[begin MATERIALS PROVIDED]
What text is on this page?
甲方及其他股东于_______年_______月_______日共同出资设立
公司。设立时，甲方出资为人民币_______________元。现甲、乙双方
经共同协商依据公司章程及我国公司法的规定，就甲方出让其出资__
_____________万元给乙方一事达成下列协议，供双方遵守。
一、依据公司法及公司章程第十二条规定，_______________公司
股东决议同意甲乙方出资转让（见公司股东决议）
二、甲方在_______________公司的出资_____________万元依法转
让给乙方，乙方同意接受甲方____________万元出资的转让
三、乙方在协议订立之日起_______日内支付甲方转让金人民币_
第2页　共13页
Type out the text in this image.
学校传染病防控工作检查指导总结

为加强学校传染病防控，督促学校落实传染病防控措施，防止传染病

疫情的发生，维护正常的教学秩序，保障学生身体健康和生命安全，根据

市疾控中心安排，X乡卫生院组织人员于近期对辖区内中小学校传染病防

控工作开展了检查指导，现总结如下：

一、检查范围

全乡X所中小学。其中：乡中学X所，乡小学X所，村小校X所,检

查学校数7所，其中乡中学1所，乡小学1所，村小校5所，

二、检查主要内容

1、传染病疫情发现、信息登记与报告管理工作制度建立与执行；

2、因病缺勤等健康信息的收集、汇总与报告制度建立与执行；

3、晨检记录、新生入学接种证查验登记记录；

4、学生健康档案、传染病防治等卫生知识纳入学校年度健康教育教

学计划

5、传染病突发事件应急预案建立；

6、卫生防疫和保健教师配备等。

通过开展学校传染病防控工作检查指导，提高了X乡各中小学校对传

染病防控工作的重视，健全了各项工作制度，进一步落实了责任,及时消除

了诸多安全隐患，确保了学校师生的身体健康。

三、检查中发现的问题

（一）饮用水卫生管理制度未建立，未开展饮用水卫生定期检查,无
[end MATERIALS PROVIDED]
-- SHORT EXERCISE --
State, as a bare number, how many lines of the listing hold the word "this".

-- EXERCISE SOLUTION --
2